*SOURCE TEXT*:

>>

This is not a race it is a tool! If you do not like it don't use it.
I like your benchmark allot, just not the codec material/project used anymore. I just dont like the fact people are using it to say this configuration is better and this is what you should build and not the obviously more powerfull workstation configuration because it doesn't perform better. That is not true. The benchmark just doesn't make use of the hardware. I get calls all the time, I was sold this I7 desktop to edit AVCHD and it still bogs down for what I do. I shake my head at it because Adobe multithreads so well and can use allot more than 8 cores unlike FCP and other editing platforms. If people only have a budget to build a single I7 desktop themselves then that is great. If they are looking to do more and need greater performance because of AVCHD then they should look at building workstation Xeon I7's until CS5 releases and parallel processing changes everything for video.
Goodness I had no idea there was so much pent-up frustration on such an apparently benign topic! All the posts have been immensely interesting to me (genuinely), seeing people who actually know what they are talking about debate the issues.
Meanwhile per my original post:
1. Harm has absolutely convinced me to build a workstation - thanks, Harm, I'm looking forward to it.
2. I now no longer have a clue whether an overclocked single quad-core cpu, a normally-clocked six-core cpu, or a dual cpu with a couple of top-of-the-line Xeons is either a) the best overall, b) the best price/power combination.
Can I ask you professionals for one more "vote" on this one? There's no doubt when you start pricing up a dual Xeon system the bucks get quite scary quite quickly and I also seem to note the maximum FSB speeds are lower which presumably is a big factor in memory-intensive applications? On the other hand, I am going to build with CS5 and MPE in mind, so I would be gutted if I spend lots of £££'s on a single i7 machine and it turns out not to have the horsepower to take full advantage of the new tech.
So! Back to my original main point: which CPU(s) should I opt for if I have a good budget, not unlimited but good, want phenomenal performance, to take max value from the developments in CS5, and I am editing (at present only) AVCHD video?
Promise I will sign off after this and leave you guys to it!
Yet again a lot of assumptions that are all wrong. Your credibility would be much improved if you were not making false assumptions and false statements. One thing is right, I don't use a crappy consumer format like AVCHD. For the rest you are wrong.
[irrelevant inflammatory comment deleted]
For your info, I have been using HDV, XDCAM EX and XDCAM HD for years. Not only DV. And exporting to H.264 BR and MPEG2-BR.

<<

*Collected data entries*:
>>

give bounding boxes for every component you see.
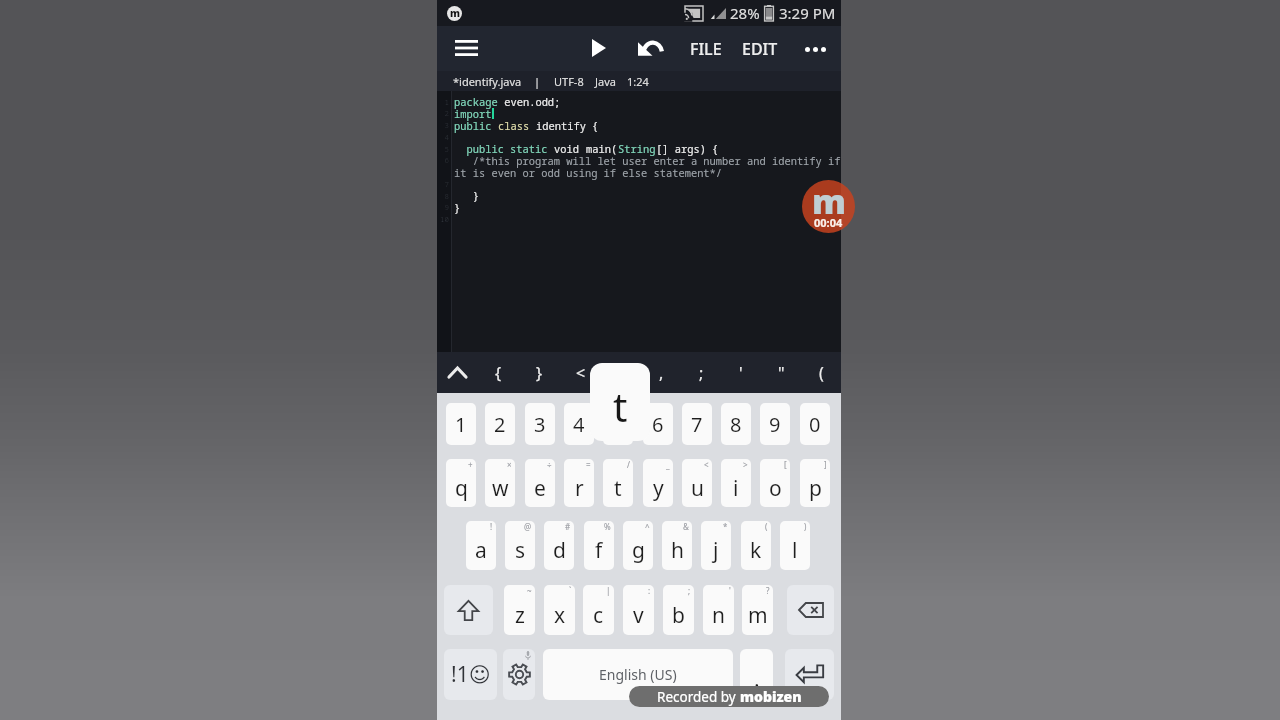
- staticText: [] args) {: [656, 142, 719, 156]
- button[interactable]: 7: [682, 403, 712, 445]
- button[interactable]: Undo: [632, 32, 666, 66]
- button[interactable]: Run: [582, 31, 616, 65]
- staticText: UTF-8: [554, 74, 584, 89]
- button[interactable]: ;: [663, 585, 694, 635]
- other: Collapse: [449, 368, 466, 377]
- button[interactable]: >: [601, 352, 641, 393]
- button[interactable]: ^: [623, 521, 653, 570]
- button[interactable]: [: [760, 459, 790, 507]
- button[interactable]: %: [584, 521, 614, 570]
- staticText: ÷: [547, 459, 552, 470]
- staticText: it is even or odd using if else statemen…: [454, 166, 723, 180]
- staticText: *: [723, 521, 728, 532]
- button[interactable]: Backspace: [787, 585, 834, 635]
- staticText: |: [534, 74, 541, 89]
- staticText: class: [498, 119, 536, 133]
- button[interactable]: >: [721, 459, 751, 507]
- button[interactable]: .: [740, 649, 773, 700]
- button[interactable]: ×: [485, 459, 515, 507]
- button[interactable]: Collapse: [437, 352, 478, 393]
- button[interactable]: (: [741, 521, 771, 570]
- staticText: c: [593, 601, 604, 630]
- staticText: 6: [437, 155, 449, 165]
- button[interactable]: <: [560, 352, 601, 393]
- button[interactable]: +: [446, 459, 476, 507]
- staticText: 1: [437, 97, 449, 107]
- staticText: 2: [437, 108, 449, 118]
- button[interactable]: ': [721, 352, 761, 393]
- button[interactable]: 6: [643, 403, 673, 445]
- button[interactable]: ,: [641, 352, 681, 393]
- button[interactable]: {: [478, 352, 519, 393]
- button[interactable]: ~: [504, 585, 535, 635]
- staticText: y: [653, 474, 664, 503]
- button[interactable]: 2: [485, 403, 515, 445]
- button[interactable]: `: [544, 585, 575, 635]
- staticText: ;: [699, 362, 704, 384]
- button[interactable]: EDIT: [735, 26, 784, 71]
- button[interactable]: ÷: [525, 459, 555, 507]
- button[interactable]: _: [643, 459, 673, 507]
- staticText: public: [454, 119, 498, 133]
- button[interactable]: Menu: [450, 32, 482, 64]
- button[interactable]: (: [801, 352, 841, 393]
- button[interactable]: 1: [446, 403, 476, 445]
- staticText: ): [804, 521, 807, 532]
- staticText: import: [454, 107, 492, 121]
- staticText: 5: [612, 411, 624, 438]
- staticText: m: [812, 180, 846, 224]
- button[interactable]: Enter: [785, 649, 834, 700]
- staticText: public static: [454, 142, 554, 156]
- staticText: /*this program will let user enter a num…: [454, 154, 841, 168]
- staticText: >: [616, 362, 626, 384]
- button[interactable]: 8: [721, 403, 751, 445]
- button[interactable]: /: [603, 459, 633, 507]
- staticText: ': [729, 585, 731, 596]
- button[interactable]: Settings: [503, 649, 535, 700]
- button[interactable]: 5: [603, 403, 633, 445]
- staticText: v: [633, 601, 644, 630]
- button[interactable]: ?: [742, 585, 773, 635]
- button[interactable]: Mobizen recorder: [802, 180, 855, 233]
- button[interactable]: :: [623, 585, 654, 635]
- button[interactable]: <: [682, 459, 712, 507]
- button[interactable]: =: [564, 459, 594, 507]
- staticText: u: [691, 474, 704, 503]
- staticText: <: [704, 459, 709, 470]
- staticText: void: [554, 142, 586, 156]
- button[interactable]: 3: [525, 403, 555, 445]
- staticText: 4: [437, 132, 449, 142]
- button[interactable]: #: [544, 521, 574, 570]
- button[interactable]: 4: [564, 403, 594, 445]
- staticText: |: [606, 585, 611, 596]
- button[interactable]: ': [703, 585, 734, 635]
- button[interactable]: ": [761, 352, 801, 393]
- button[interactable]: ;: [681, 352, 721, 393]
- button[interactable]: 0: [800, 403, 830, 445]
- button[interactable]: &: [662, 521, 692, 570]
- staticText: %: [604, 521, 611, 532]
- button[interactable]: !: [466, 521, 496, 570]
- button[interactable]: Shift: [444, 585, 493, 635]
- staticText: g: [632, 536, 645, 565]
- button[interactable]: *: [701, 521, 731, 570]
- staticText: 9: [437, 202, 449, 212]
- button[interactable]: ]: [800, 459, 830, 507]
- button[interactable]: !1☺: [444, 649, 497, 700]
- staticText: 9: [769, 411, 781, 438]
- staticText: }: [454, 201, 461, 215]
- staticText: EDIT: [742, 38, 778, 60]
- button[interactable]: Mobizen: [447, 6, 462, 21]
- staticText: 6: [652, 411, 664, 438]
- staticText: ]: [824, 459, 827, 470]
- button[interactable]: |: [583, 585, 614, 635]
- staticText: m: [450, 6, 460, 20]
- button[interactable]: More options: [798, 32, 832, 66]
- button[interactable]: 9: [760, 403, 790, 445]
- button[interactable]: English (US): [543, 649, 733, 700]
- button[interactable]: ): [780, 521, 810, 570]
- button[interactable]: @: [505, 521, 535, 570]
- button[interactable]: FILE: [682, 26, 730, 71]
- button[interactable]: }: [519, 352, 560, 393]
- staticText: h: [671, 536, 684, 565]
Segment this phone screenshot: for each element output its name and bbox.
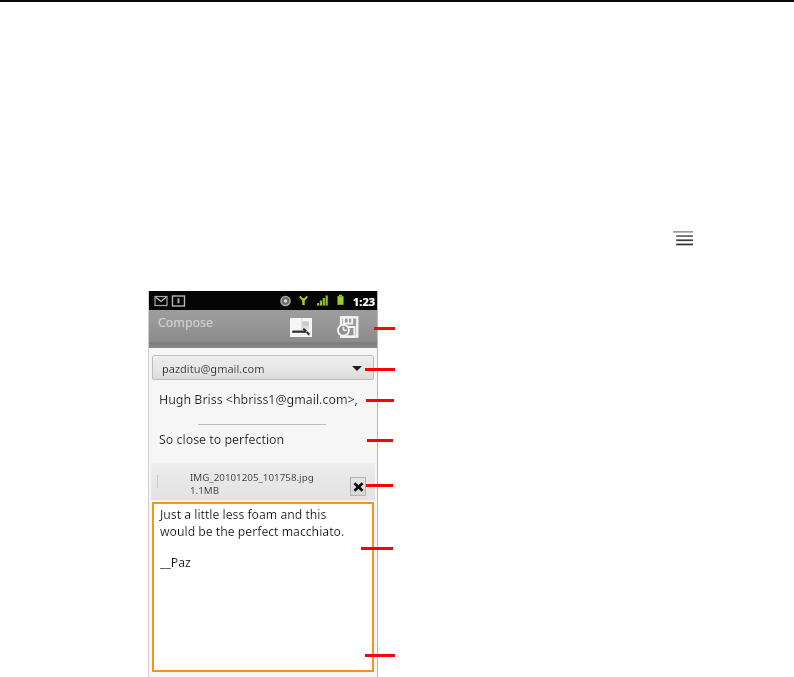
button[interactable]: Hugh Briss <hbriss1@gmail.com>, (148, 381, 378, 411)
staticText: So close to perfection (159, 431, 285, 448)
staticText: Compose (158, 314, 213, 331)
button[interactable]: Remove attachment (350, 477, 366, 496)
button[interactable]: So close to perfection (148, 421, 378, 451)
staticText: pazditu@gmail.com (162, 361, 265, 376)
staticText: 1:23 (353, 294, 375, 309)
staticText: Just a little less foam and this (160, 506, 327, 523)
button[interactable]: Send (280, 311, 322, 343)
button[interactable]: Save draft (327, 311, 369, 343)
staticText: would be the perfect macchiato. (160, 523, 345, 540)
staticText: __Paz (160, 554, 191, 571)
staticText: Hugh Briss <hbriss1@gmail.com>, (159, 391, 358, 408)
staticText: 1.1MB (190, 484, 220, 497)
staticText: IMG_20101205_101758.jpg (190, 471, 314, 484)
button[interactable]: pazditu@gmail.com (152, 355, 374, 380)
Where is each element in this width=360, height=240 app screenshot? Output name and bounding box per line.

<<

*EXERCISE*:
Answer these from the forum discussion on editing hardware.
(a) What does the poster who lists two numbered points say Harm convinced them to build?
(b) What formats does the final post say its author has used for years?
(c) What does the poster who likes the benchmark say it fails to make use of?

*IN RESPONSE*:
(a) A workstation.
(b) HDV, XDCAM EX and XDCAM HD, along with DV.
(c) The hardware.